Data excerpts
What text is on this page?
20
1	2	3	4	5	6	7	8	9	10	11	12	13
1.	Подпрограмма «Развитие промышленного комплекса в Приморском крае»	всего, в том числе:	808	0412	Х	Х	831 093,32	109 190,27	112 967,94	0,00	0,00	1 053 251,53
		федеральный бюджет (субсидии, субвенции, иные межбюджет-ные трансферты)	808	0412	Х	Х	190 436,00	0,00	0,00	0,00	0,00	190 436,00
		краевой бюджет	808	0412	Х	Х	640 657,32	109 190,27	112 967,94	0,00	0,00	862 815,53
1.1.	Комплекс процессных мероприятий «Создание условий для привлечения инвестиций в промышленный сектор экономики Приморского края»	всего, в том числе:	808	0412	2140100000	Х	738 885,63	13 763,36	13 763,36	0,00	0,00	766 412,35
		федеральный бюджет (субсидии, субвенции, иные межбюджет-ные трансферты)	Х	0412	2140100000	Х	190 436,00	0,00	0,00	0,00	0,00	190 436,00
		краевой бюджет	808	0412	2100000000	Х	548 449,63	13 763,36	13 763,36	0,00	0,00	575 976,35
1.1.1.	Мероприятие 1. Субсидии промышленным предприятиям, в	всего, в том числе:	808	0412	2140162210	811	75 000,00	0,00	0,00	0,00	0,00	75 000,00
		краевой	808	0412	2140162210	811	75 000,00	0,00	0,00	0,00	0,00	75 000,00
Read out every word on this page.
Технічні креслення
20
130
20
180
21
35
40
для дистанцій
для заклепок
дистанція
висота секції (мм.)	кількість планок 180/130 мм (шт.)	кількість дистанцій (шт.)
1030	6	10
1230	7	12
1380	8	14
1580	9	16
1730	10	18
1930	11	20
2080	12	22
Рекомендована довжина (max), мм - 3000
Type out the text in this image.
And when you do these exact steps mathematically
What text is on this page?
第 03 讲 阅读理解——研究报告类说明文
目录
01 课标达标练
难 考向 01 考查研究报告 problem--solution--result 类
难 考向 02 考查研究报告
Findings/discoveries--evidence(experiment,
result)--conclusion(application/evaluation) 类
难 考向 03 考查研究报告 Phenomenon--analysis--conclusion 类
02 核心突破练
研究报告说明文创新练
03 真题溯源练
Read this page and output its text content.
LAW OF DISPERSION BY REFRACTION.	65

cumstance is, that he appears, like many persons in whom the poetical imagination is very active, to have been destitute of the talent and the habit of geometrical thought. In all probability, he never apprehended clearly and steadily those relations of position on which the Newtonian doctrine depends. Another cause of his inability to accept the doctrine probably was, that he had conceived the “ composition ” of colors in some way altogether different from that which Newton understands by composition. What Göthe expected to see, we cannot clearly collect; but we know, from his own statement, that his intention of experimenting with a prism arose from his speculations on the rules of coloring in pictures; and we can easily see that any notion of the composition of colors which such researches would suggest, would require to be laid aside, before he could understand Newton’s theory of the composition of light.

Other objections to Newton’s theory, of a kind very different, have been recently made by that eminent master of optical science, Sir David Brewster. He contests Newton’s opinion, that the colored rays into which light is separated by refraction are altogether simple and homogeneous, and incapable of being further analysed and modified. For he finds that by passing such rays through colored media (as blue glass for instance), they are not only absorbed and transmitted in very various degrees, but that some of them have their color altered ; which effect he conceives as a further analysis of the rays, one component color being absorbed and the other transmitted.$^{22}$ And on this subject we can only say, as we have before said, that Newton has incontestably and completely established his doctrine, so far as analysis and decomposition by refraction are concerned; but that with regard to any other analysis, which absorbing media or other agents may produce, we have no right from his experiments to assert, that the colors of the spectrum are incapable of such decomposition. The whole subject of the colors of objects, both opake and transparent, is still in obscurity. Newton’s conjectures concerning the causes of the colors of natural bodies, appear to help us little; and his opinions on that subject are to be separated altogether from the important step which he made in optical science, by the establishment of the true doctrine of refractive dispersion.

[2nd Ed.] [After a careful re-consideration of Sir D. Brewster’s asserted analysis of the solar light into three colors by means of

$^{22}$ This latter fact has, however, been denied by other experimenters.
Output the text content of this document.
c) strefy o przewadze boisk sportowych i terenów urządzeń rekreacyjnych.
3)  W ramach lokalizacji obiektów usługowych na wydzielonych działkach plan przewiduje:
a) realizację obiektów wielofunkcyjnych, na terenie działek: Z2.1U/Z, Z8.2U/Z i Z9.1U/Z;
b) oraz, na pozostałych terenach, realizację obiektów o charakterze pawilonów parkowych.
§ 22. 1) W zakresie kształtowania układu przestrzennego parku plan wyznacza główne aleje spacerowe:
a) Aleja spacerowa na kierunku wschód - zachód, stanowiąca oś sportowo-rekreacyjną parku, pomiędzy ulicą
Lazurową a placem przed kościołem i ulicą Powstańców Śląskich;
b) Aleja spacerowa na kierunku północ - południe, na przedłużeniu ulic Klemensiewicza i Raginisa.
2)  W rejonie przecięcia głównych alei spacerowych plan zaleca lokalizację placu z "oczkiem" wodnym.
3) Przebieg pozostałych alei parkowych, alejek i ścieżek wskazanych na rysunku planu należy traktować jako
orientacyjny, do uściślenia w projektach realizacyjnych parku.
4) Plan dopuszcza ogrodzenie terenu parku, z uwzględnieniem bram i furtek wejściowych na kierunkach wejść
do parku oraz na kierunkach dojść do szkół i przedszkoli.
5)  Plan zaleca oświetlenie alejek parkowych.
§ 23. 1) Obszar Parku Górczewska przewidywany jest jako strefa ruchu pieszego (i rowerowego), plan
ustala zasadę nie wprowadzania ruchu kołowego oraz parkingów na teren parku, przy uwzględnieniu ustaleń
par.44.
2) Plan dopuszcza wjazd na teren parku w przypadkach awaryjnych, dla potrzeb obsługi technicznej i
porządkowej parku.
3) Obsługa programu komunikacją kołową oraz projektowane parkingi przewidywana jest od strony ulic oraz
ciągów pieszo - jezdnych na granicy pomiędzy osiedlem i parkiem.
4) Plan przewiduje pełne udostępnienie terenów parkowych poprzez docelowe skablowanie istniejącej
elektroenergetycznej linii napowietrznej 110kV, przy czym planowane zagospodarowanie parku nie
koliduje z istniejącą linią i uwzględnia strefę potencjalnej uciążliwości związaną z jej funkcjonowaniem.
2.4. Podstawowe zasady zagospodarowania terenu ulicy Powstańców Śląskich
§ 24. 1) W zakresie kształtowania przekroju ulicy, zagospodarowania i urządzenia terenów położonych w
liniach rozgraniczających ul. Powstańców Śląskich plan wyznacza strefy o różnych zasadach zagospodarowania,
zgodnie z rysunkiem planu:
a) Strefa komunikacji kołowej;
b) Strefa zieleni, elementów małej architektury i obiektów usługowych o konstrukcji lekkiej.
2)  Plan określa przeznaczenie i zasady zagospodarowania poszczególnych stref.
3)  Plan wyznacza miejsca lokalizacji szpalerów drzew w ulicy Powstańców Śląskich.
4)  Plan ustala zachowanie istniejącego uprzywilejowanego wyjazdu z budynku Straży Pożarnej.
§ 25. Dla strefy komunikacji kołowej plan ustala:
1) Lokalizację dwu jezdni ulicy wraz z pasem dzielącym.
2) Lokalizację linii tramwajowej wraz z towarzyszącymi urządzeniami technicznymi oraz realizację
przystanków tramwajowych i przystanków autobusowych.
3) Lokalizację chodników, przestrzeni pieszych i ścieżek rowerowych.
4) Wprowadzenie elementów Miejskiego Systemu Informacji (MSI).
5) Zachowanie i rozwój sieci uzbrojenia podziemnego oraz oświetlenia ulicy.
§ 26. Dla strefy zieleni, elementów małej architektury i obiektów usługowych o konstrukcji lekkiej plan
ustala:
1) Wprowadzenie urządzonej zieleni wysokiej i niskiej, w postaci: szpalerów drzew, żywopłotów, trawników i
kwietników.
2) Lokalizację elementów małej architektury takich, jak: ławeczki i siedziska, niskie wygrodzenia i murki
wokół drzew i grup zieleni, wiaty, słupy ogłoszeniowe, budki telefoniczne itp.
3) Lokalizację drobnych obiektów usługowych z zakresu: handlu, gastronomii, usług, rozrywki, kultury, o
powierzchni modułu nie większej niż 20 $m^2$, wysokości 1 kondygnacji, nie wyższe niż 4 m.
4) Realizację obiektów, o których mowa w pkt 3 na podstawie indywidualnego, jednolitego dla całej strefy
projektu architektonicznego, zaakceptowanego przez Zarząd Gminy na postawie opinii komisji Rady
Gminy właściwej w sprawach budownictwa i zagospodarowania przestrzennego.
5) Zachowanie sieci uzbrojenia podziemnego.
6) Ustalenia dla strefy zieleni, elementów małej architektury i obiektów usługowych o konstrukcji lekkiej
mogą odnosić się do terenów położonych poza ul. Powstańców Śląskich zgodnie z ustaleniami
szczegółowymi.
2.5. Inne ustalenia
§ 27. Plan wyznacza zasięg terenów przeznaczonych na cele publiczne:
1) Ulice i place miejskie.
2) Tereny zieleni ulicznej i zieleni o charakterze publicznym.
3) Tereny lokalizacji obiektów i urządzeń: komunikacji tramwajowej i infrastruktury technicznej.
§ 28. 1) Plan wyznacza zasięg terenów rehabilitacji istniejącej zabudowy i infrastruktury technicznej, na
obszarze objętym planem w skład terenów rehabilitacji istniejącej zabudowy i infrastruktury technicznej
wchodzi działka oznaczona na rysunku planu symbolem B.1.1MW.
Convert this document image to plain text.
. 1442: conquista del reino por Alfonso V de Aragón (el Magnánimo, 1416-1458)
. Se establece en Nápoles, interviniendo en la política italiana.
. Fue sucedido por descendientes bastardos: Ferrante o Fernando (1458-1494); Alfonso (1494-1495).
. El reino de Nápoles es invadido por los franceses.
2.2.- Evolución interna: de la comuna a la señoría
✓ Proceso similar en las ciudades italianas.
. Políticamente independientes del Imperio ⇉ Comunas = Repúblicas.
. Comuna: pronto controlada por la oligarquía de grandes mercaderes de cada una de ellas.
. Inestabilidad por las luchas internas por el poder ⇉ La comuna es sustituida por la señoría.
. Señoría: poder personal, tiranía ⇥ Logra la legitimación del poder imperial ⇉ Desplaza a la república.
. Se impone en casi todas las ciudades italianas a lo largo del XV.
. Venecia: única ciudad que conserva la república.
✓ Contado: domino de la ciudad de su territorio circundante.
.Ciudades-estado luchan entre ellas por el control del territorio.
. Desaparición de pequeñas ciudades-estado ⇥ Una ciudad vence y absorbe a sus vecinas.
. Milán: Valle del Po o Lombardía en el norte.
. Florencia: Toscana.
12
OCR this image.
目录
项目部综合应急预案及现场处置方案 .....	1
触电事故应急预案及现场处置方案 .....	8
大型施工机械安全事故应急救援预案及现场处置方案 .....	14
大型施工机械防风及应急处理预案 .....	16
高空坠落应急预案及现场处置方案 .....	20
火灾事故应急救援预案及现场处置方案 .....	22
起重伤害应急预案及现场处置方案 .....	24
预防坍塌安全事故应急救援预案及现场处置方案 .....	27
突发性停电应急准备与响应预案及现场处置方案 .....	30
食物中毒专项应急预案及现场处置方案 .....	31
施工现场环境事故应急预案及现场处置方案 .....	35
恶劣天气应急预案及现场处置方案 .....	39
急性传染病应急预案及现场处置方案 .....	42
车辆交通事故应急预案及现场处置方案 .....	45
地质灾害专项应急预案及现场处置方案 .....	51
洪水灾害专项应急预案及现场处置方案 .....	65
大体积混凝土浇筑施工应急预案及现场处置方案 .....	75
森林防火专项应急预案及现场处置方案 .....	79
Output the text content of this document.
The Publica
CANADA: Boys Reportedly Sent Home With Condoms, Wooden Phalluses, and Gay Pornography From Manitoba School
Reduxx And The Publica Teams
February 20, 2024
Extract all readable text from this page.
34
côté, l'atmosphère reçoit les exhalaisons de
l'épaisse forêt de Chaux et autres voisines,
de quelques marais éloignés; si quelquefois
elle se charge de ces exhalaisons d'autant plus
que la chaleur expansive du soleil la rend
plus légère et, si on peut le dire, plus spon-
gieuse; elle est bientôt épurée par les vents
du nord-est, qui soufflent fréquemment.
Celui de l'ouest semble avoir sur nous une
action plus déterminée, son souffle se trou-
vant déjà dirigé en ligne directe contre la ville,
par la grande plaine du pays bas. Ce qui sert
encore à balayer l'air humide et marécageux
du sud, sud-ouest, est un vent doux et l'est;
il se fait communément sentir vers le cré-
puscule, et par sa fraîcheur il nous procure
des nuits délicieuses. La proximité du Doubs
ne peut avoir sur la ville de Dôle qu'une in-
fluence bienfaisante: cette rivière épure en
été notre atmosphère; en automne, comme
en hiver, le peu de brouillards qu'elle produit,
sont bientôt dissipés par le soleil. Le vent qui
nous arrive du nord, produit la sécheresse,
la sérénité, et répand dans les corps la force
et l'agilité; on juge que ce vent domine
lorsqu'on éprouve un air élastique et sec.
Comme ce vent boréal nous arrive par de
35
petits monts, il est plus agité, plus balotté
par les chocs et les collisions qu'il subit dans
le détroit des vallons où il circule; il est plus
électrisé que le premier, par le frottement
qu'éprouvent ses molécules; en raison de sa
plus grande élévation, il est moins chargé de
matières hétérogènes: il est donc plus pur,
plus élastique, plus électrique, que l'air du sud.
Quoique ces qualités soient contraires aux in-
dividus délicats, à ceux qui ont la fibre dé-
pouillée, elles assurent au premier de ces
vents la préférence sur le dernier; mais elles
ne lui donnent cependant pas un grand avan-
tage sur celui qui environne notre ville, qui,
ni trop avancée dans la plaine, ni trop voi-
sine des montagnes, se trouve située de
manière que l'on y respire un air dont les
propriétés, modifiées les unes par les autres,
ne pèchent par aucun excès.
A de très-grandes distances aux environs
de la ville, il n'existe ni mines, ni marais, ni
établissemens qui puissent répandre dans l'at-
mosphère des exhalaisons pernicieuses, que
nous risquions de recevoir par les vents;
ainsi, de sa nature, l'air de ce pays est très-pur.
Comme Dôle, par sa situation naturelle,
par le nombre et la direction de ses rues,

# [Task statement]
State how many lines above contain the string "rysunku", with no other words.

# [Complete response]
2